- _REQUIREMENT_
Drop every picture and give the entries back exactly.

- _STORED RECORDS_
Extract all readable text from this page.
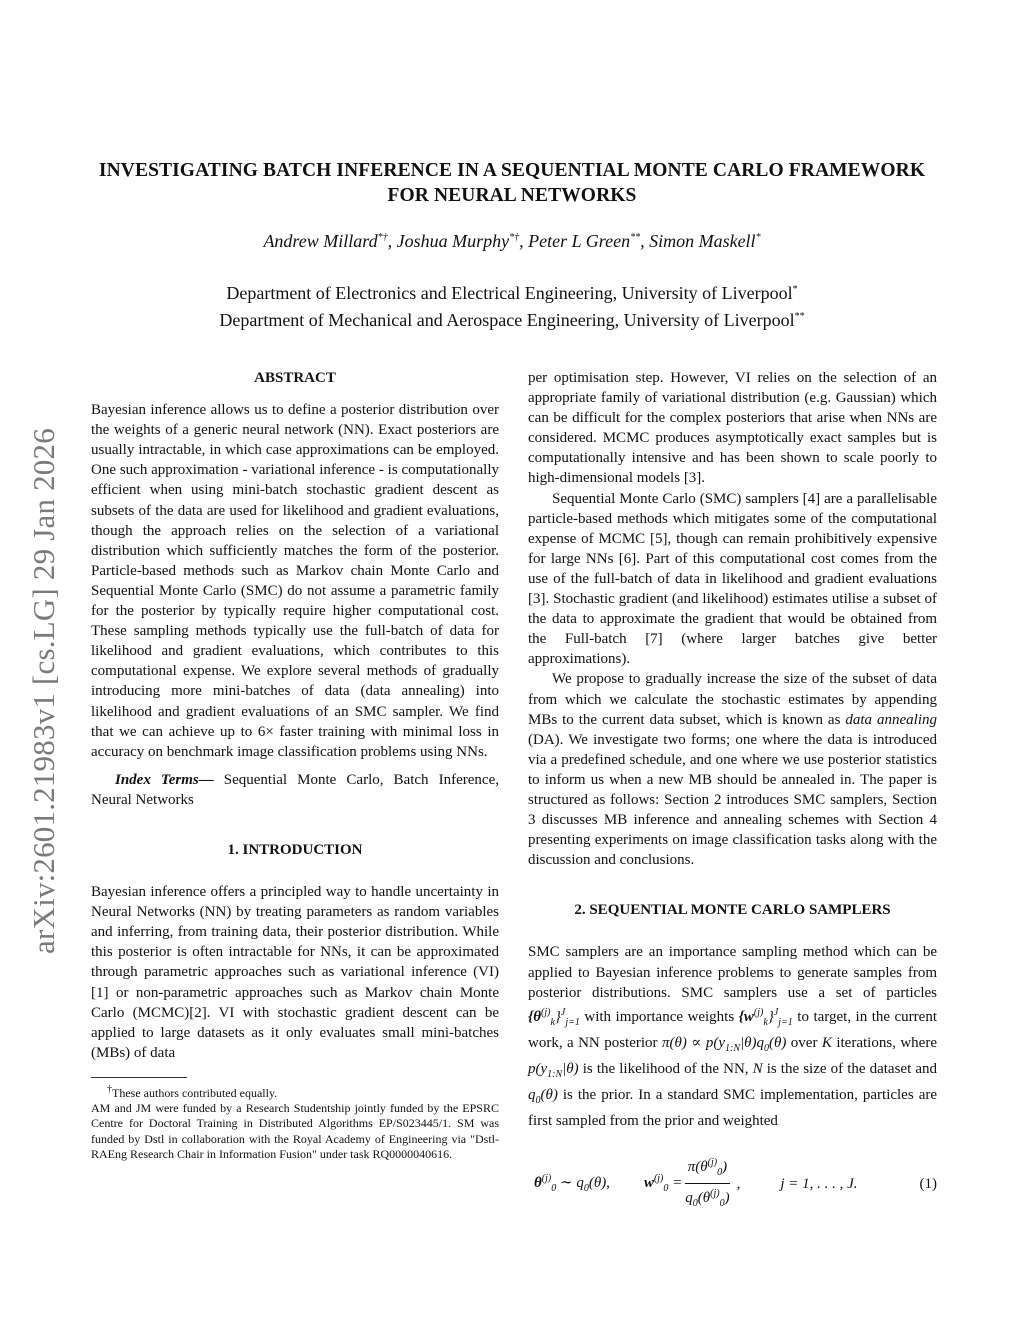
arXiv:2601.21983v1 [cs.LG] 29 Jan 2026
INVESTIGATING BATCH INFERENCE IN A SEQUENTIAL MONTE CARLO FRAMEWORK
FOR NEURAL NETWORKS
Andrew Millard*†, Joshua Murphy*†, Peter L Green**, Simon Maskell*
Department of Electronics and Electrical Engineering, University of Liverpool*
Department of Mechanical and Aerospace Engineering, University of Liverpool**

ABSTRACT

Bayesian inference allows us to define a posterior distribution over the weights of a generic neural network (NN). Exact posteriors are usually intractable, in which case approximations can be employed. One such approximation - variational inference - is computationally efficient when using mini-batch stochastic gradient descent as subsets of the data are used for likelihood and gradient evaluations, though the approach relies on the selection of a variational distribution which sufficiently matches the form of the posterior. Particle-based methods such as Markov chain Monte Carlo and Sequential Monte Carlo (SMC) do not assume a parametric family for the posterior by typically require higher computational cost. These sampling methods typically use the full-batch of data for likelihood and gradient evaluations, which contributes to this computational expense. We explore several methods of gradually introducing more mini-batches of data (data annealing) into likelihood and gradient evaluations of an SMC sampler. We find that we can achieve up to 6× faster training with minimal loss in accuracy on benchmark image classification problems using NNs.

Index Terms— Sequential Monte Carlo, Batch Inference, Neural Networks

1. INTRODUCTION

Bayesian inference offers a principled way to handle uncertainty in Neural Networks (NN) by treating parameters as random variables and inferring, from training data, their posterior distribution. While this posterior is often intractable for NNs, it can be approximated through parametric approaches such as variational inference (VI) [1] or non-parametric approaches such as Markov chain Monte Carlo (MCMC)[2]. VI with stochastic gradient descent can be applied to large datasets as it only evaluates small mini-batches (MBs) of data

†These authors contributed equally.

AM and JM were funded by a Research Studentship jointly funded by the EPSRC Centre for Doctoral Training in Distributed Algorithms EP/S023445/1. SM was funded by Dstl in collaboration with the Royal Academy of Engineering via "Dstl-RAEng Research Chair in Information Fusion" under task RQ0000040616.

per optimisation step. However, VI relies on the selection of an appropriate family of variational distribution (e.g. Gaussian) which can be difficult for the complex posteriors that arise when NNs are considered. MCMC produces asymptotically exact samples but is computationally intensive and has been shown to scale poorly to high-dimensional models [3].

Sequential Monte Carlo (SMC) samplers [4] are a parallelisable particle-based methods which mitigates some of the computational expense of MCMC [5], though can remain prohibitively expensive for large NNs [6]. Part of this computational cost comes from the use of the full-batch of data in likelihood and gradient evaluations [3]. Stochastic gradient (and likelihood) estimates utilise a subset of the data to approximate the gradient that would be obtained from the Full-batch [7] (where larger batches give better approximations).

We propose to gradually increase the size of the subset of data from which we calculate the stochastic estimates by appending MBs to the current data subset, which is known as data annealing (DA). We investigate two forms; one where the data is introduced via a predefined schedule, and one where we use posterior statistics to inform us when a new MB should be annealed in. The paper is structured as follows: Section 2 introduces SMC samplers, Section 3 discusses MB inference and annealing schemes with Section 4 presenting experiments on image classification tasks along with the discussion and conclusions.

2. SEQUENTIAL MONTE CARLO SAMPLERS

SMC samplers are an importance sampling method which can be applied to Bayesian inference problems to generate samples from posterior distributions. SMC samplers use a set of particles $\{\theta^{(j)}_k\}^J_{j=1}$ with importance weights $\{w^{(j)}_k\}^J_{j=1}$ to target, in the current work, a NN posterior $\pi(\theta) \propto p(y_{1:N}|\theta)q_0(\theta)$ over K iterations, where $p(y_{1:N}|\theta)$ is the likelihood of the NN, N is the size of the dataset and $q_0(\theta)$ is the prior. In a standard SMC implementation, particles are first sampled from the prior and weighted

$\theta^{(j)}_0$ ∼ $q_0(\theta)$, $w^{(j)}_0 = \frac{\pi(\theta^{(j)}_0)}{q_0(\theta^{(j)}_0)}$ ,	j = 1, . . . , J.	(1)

- _WRITTEN RESPONSE_
Extract all readable text from this page.
arXiv:2601.21983v1 [cs.LG] 29 Jan 2026
INVESTIGATING BATCH INFERENCE IN A SEQUENTIAL MONTE CARLO FRAMEWORK
FOR NEURAL NETWORKS
Andrew Millard*†, Joshua Murphy*†, Peter L Green**, Simon Maskell*
Department of Electronics and Electrical Engineering, University of Liverpool*
Department of Mechanical and Aerospace Engineering, University of Liverpool**

ABSTRACT

Bayesian inference allows us to define a posterior distribution over the weights of a generic neural network (NN). Exact posteriors are usually intractable, in which case approximations can be employed. One such approximation - variational inference - is computationally efficient when using mini-batch stochastic gradient descent as subsets of the data are used for likelihood and gradient evaluations, though the approach relies on the selection of a variational distribution which sufficiently matches the form of the posterior. Particle-based methods such as Markov chain Monte Carlo and Sequential Monte Carlo (SMC) do not assume a parametric family for the posterior by typically require higher computational cost. These sampling methods typically use the full-batch of data for likelihood and gradient evaluations, which contributes to this computational expense. We explore several methods of gradually introducing more mini-batches of data (data annealing) into likelihood and gradient evaluations of an SMC sampler. We find that we can achieve up to 6× faster training with minimal loss in accuracy on benchmark image classification problems using NNs.

Index Terms— Sequential Monte Carlo, Batch Inference, Neural Networks

1. INTRODUCTION

Bayesian inference offers a principled way to handle uncertainty in Neural Networks (NN) by treating parameters as random variables and inferring, from training data, their posterior distribution. While this posterior is often intractable for NNs, it can be approximated through parametric approaches such as variational inference (VI) [1] or non-parametric approaches such as Markov chain Monte Carlo (MCMC)[2]. VI with stochastic gradient descent can be applied to large datasets as it only evaluates small mini-batches (MBs) of data

†These authors contributed equally.

AM and JM were funded by a Research Studentship jointly funded by the EPSRC Centre for Doctoral Training in Distributed Algorithms EP/S023445/1. SM was funded by Dstl in collaboration with the Royal Academy of Engineering via "Dstl-RAEng Research Chair in Information Fusion" under task RQ0000040616.

per optimisation step. However, VI relies on the selection of an appropriate family of variational distribution (e.g. Gaussian) which can be difficult for the complex posteriors that arise when NNs are considered. MCMC produces asymptotically exact samples but is computationally intensive and has been shown to scale poorly to high-dimensional models [3].

Sequential Monte Carlo (SMC) samplers [4] are a parallelisable particle-based methods which mitigates some of the computational expense of MCMC [5], though can remain prohibitively expensive for large NNs [6]. Part of this computational cost comes from the use of the full-batch of data in likelihood and gradient evaluations [3]. Stochastic gradient (and likelihood) estimates utilise a subset of the data to approximate the gradient that would be obtained from the Full-batch [7] (where larger batches give better approximations).

We propose to gradually increase the size of the subset of data from which we calculate the stochastic estimates by appending MBs to the current data subset, which is known as data annealing (DA). We investigate two forms; one where the data is introduced via a predefined schedule, and one where we use posterior statistics to inform us when a new MB should be annealed in. The paper is structured as follows: Section 2 introduces SMC samplers, Section 3 discusses MB inference and annealing schemes with Section 4 presenting experiments on image classification tasks along with the discussion and conclusions.

2. SEQUENTIAL MONTE CARLO SAMPLERS

SMC samplers are an importance sampling method which can be applied to Bayesian inference problems to generate samples from posterior distributions. SMC samplers use a set of particles $\{\theta^{(j)}_k\}^J_{j=1}$ with importance weights $\{w^{(j)}_k\}^J_{j=1}$ to target, in the current work, a NN posterior $\pi(\theta) \propto p(y_{1:N}|\theta)q_0(\theta)$ over K iterations, where $p(y_{1:N}|\theta)$ is the likelihood of the NN, N is the size of the dataset and $q_0(\theta)$ is the prior. In a standard SMC implementation, particles are first sampled from the prior and weighted

$\theta^{(j)}_0$ ∼ $q_0(\theta)$, $w^{(j)}_0 = \frac{\pi(\theta^{(j)}_0)}{q_0(\theta^{(j)}_0)}$ ,	j = 1, . . . , J.	(1)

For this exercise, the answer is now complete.